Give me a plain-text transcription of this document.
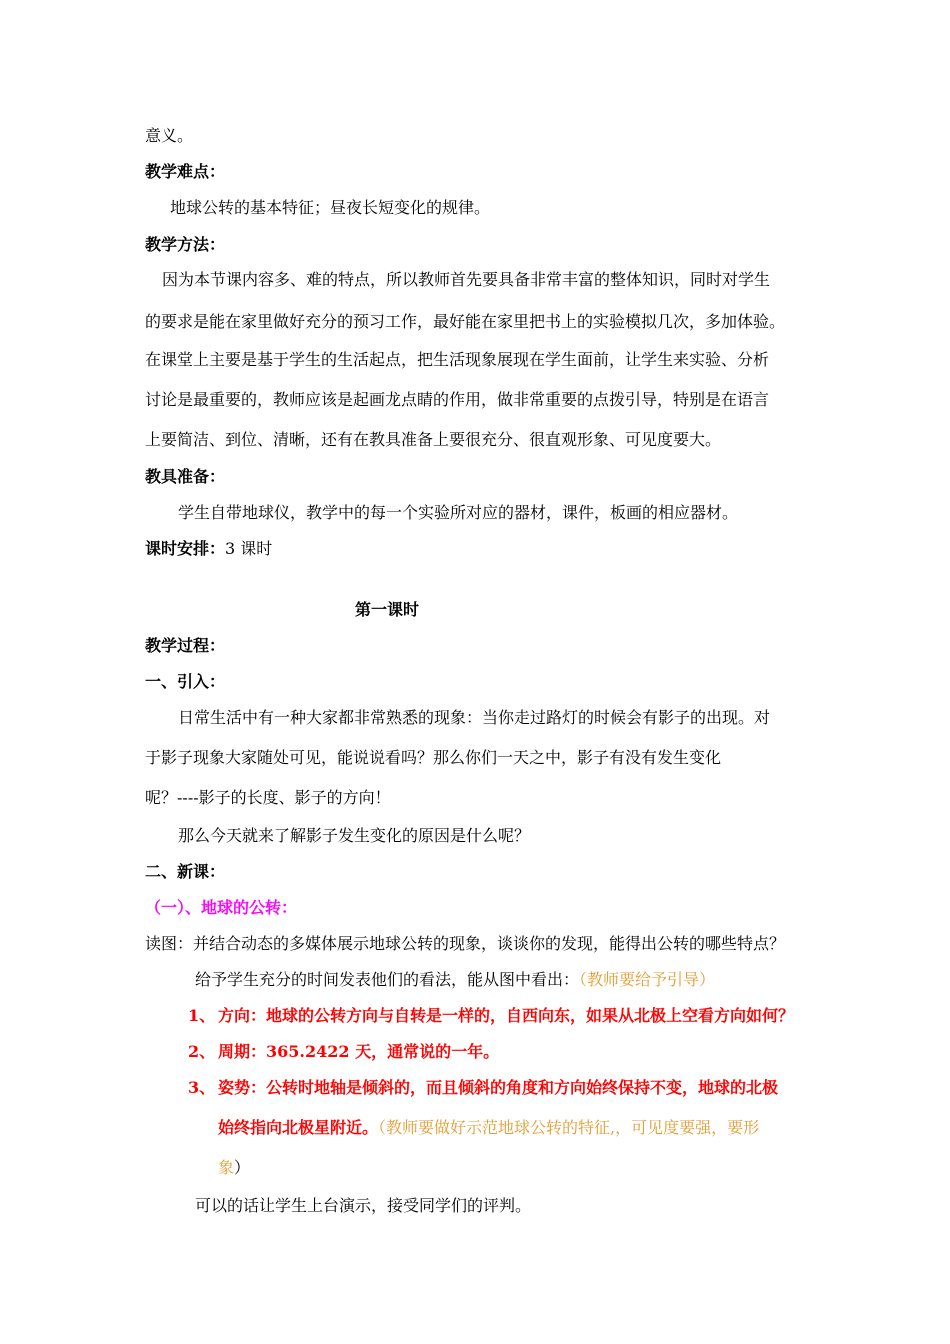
意义。
教学难点：
地球公转的基本特征；昼夜长短变化的规律。
教学方法：
因为本节课内容多、难的特点，所以教师首先要具备非常丰富的整体知识，同时对学生
的要求是能在家里做好充分的预习工作，最好能在家里把书上的实验模拟几次，多加体验。
在课堂上主要是基于学生的生活起点，把生活现象展现在学生面前，让学生来实验、分析
讨论是最重要的，教师应该是起画龙点睛的作用，做非常重要的点拨引导，特别是在语言
上要简洁、到位、清晰，还有在教具准备上要很充分、很直观形象、可见度要大。
教具准备：
学生自带地球仪，教学中的每一个实验所对应的器材，课件，板画的相应器材。
课时安排：3 课时
第一课时
教学过程：
一、引入：
日常生活中有一种大家都非常熟悉的现象：当你走过路灯的时候会有影子的出现。对
于影子现象大家随处可见，能说说看吗？那么你们一天之中，影子有没有发生变化
呢？----影子的长度、影子的方向！
那么今天就来了解影子发生变化的原因是什么呢？
二、新课：
（一）、地球的公转：
读图：并结合动态的多媒体展示地球公转的现象，谈谈你的发现，能得出公转的哪些特点？
给予学生充分的时间发表他们的看法，能从图中看出：（教师要给予引导）
1、 方向：地球的公转方向与自转是一样的，自西向东，如果从北极上空看方向如何？
2、 周期：365.2422 天，通常说的一年。
3、 姿势：公转时地轴是倾斜的，而且倾斜的角度和方向始终保持不变，地球的北极
始终指向北极星附近。（教师要做好示范地球公转的特征,，可见度要强，要形
象）
可以的话让学生上台演示，接受同学们的评判。
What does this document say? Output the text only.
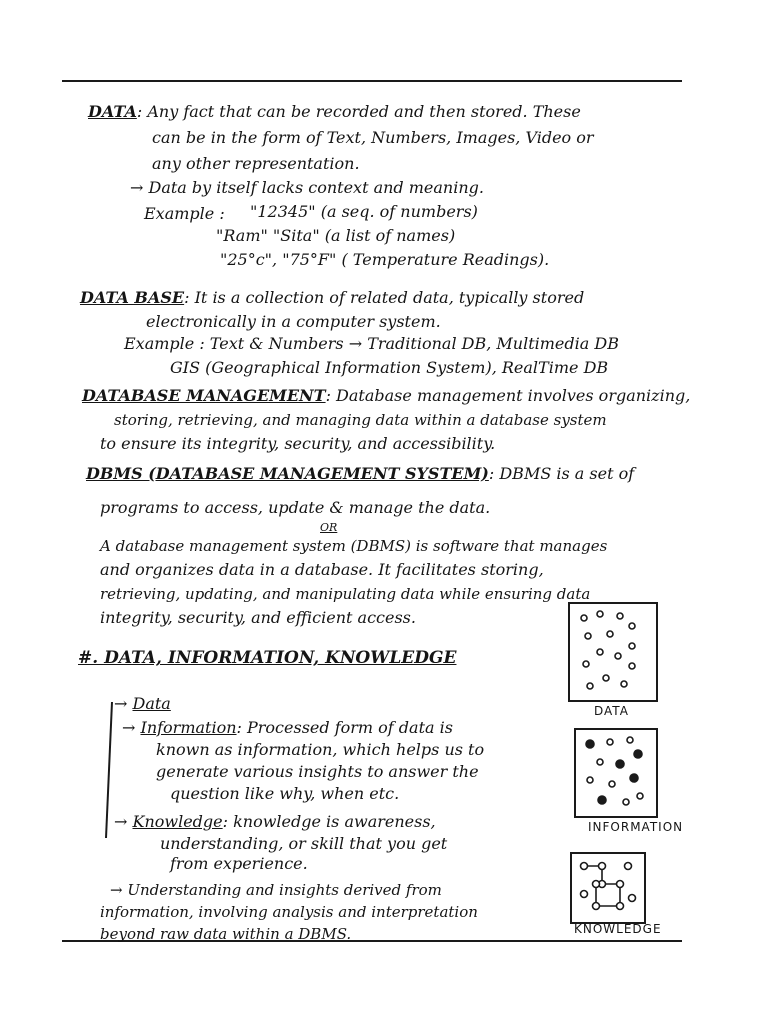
DATA: Any fact that can be recorded and then stored. These
can be in the form of Text, Numbers, Images, Video or
any other representation.
→ Data by itself lacks context and meaning.
Example : "12345" (a seq. of numbers)
"Ram" "Sita" (a list of names)
"25°c", "75°F" ( Temperature Readings).
DATA BASE: It is a collection of related data, typically stored
electronically in a computer system.
Example : Text & Numbers → Traditional DB, Multimedia DB
GIS (Geographical Information System), RealTime DB
DATABASE MANAGEMENT: Database management involves organizing,
storing, retrieving, and managing data within a database system
to ensure its integrity, security, and accessibility.
DBMS (DATABASE MANAGEMENT SYSTEM): DBMS is a set of
programs to access, update & manage the data.
OR
A database management system (DBMS) is software that manages
and organizes data in a database. It facilitates storing,
retrieving, updating, and manipulating data while ensuring data
integrity, security, and efficient access.
#. DATA, INFORMATION, KNOWLEDGE
→ Data
→ Information: Processed form of data is
known as information, which helps us to
generate various insights to answer the
question like why, when etc.
→ Knowledge: knowledge is awareness,
understanding, or skill that you get
from experience.
→ Understanding and insights derived from
information, involving analysis and interpretation
beyond raw data within a DBMS.
DATA
INFORMATION
KNOWLEDGE
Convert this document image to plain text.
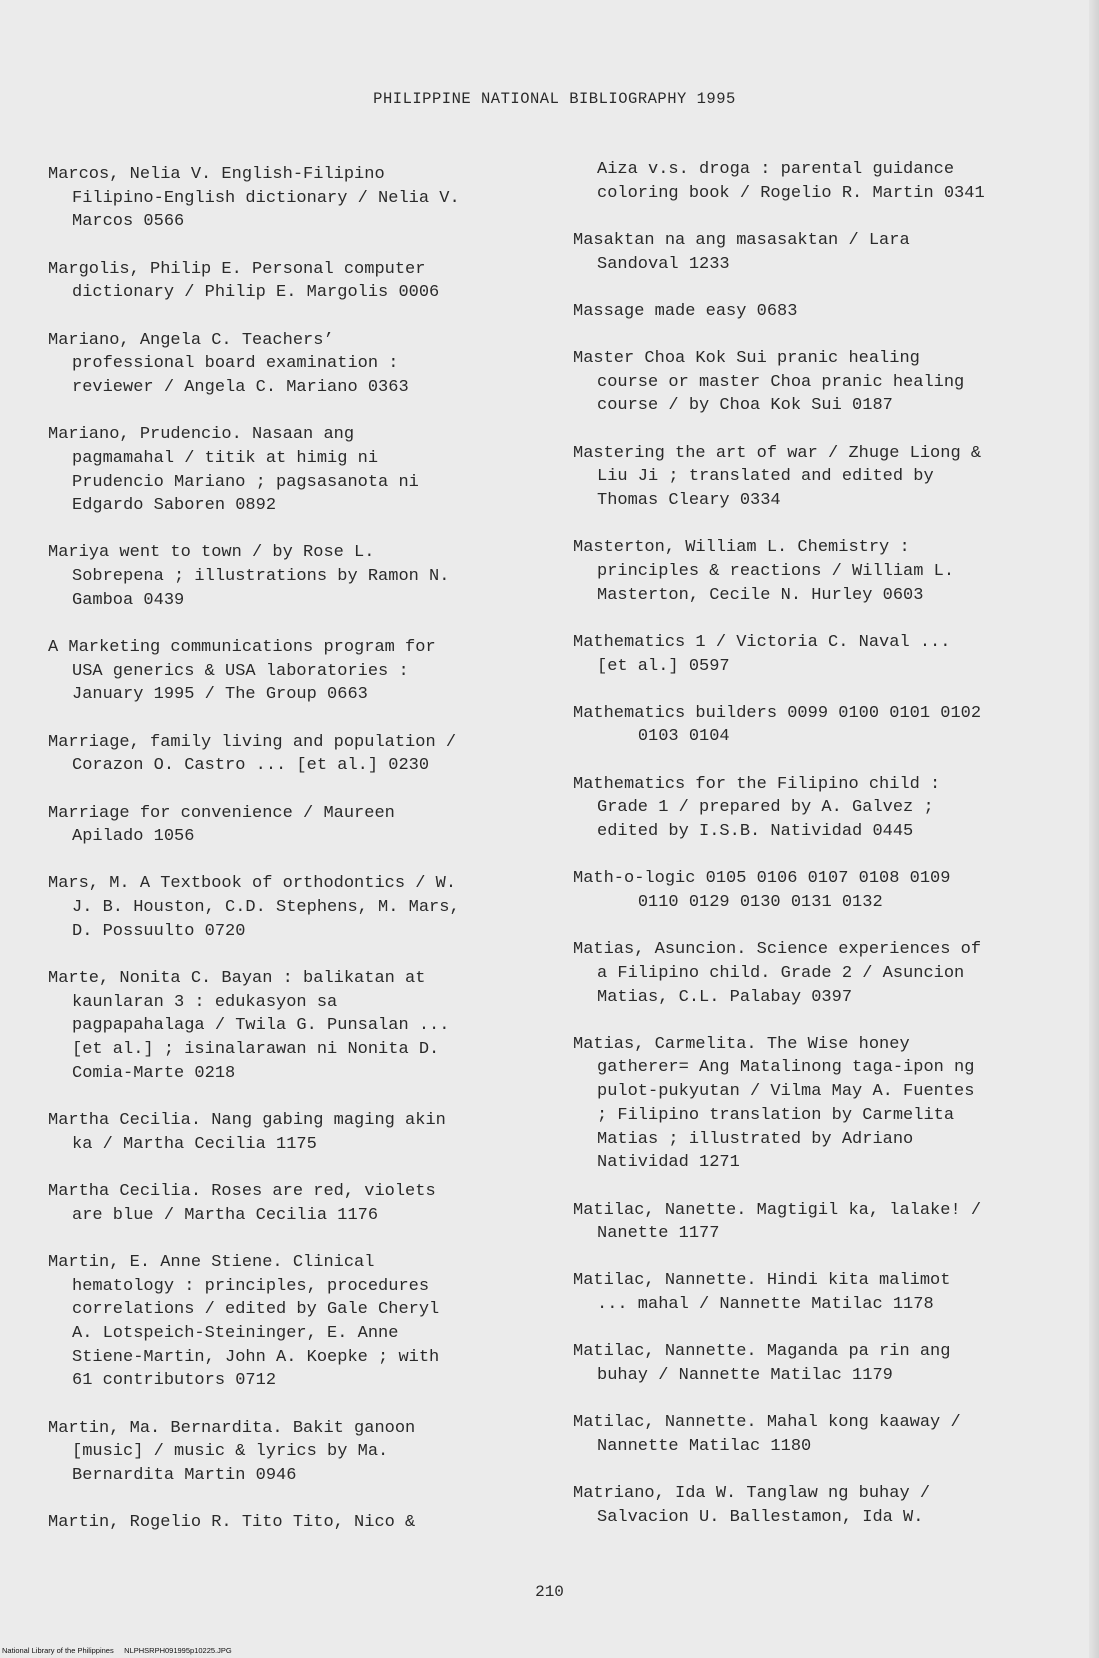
PHILIPPINE NATIONAL BIBLIOGRAPHY 1995
Marcos, Nelia V. English-Filipino
Filipino-English dictionary / Nelia V.
Marcos 0566
Margolis, Philip E. Personal computer
dictionary / Philip E. Margolis 0006
Mariano, Angela C. Teachers’
professional board examination :
reviewer / Angela C. Mariano 0363
Mariano, Prudencio. Nasaan ang
pagmamahal / titik at himig ni
Prudencio Mariano ; pagsasanota ni
Edgardo Saboren 0892
Mariya went to town / by Rose L.
Sobrepena ; illustrations by Ramon N.
Gamboa 0439
A Marketing communications program for
USA generics & USA laboratories :
January 1995 / The Group 0663
Marriage, family living and population /
Corazon O. Castro ... [et al.] 0230
Marriage for convenience / Maureen
Apilado 1056
Mars, M. A Textbook of orthodontics / W.
J. B. Houston, C.D. Stephens, M. Mars,
D. Possuulto 0720
Marte, Nonita C. Bayan : balikatan at
kaunlaran 3 : edukasyon sa
pagpapahalaga / Twila G. Punsalan ...
[et al.] ; isinalarawan ni Nonita D.
Comia-Marte 0218
Martha Cecilia. Nang gabing maging akin
ka / Martha Cecilia 1175
Martha Cecilia. Roses are red, violets
are blue / Martha Cecilia 1176
Martin, E. Anne Stiene. Clinical
hematology : principles, procedures
correlations / edited by Gale Cheryl
A. Lotspeich-Steininger, E. Anne
Stiene-Martin, John A. Koepke ; with
61 contributors 0712
Martin, Ma. Bernardita. Bakit ganoon
[music] / music & lyrics by Ma.
Bernardita Martin 0946
Martin, Rogelio R. Tito Tito, Nico &
Aiza v.s. droga : parental guidance
coloring book / Rogelio R. Martin 0341
Masaktan na ang masasaktan / Lara
Sandoval 1233
Massage made easy 0683
Master Choa Kok Sui pranic healing
course or master Choa pranic healing
course / by Choa Kok Sui 0187
Mastering the art of war / Zhuge Liong &
Liu Ji ; translated and edited by
Thomas Cleary 0334
Masterton, William L. Chemistry :
principles & reactions / William L.
Masterton, Cecile N. Hurley 0603
Mathematics 1 / Victoria C. Naval ...
[et al.] 0597
Mathematics builders 0099 0100 0101 0102
0103 0104
Mathematics for the Filipino child :
Grade 1 / prepared by A. Galvez ;
edited by I.S.B. Natividad 0445
Math-o-logic 0105 0106 0107 0108 0109
0110 0129 0130 0131 0132
Matias, Asuncion. Science experiences of
a Filipino child. Grade 2 / Asuncion
Matias, C.L. Palabay 0397
Matias, Carmelita. The Wise honey
gatherer= Ang Matalinong taga-ipon ng
pulot-pukyutan / Vilma May A. Fuentes
; Filipino translation by Carmelita
Matias ; illustrated by Adriano
Natividad 1271
Matilac, Nanette. Magtigil ka, lalake! /
Nanette 1177
Matilac, Nannette. Hindi kita malimot
... mahal / Nannette Matilac 1178
Matilac, Nannette. Maganda pa rin ang
buhay / Nannette Matilac 1179
Matilac, Nannette. Mahal kong kaaway /
Nannette Matilac 1180
Matriano, Ida W. Tanglaw ng buhay /
Salvacion U. Ballestamon, Ida W.
210
National Library of the Philippines NLPHSRPH091995p10225.JPG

— Objective —
Within the listing above, find every line containing the string "Marriage" and return it.

— Full output —
Marriage, family living and population /
Marriage for convenience / Maureen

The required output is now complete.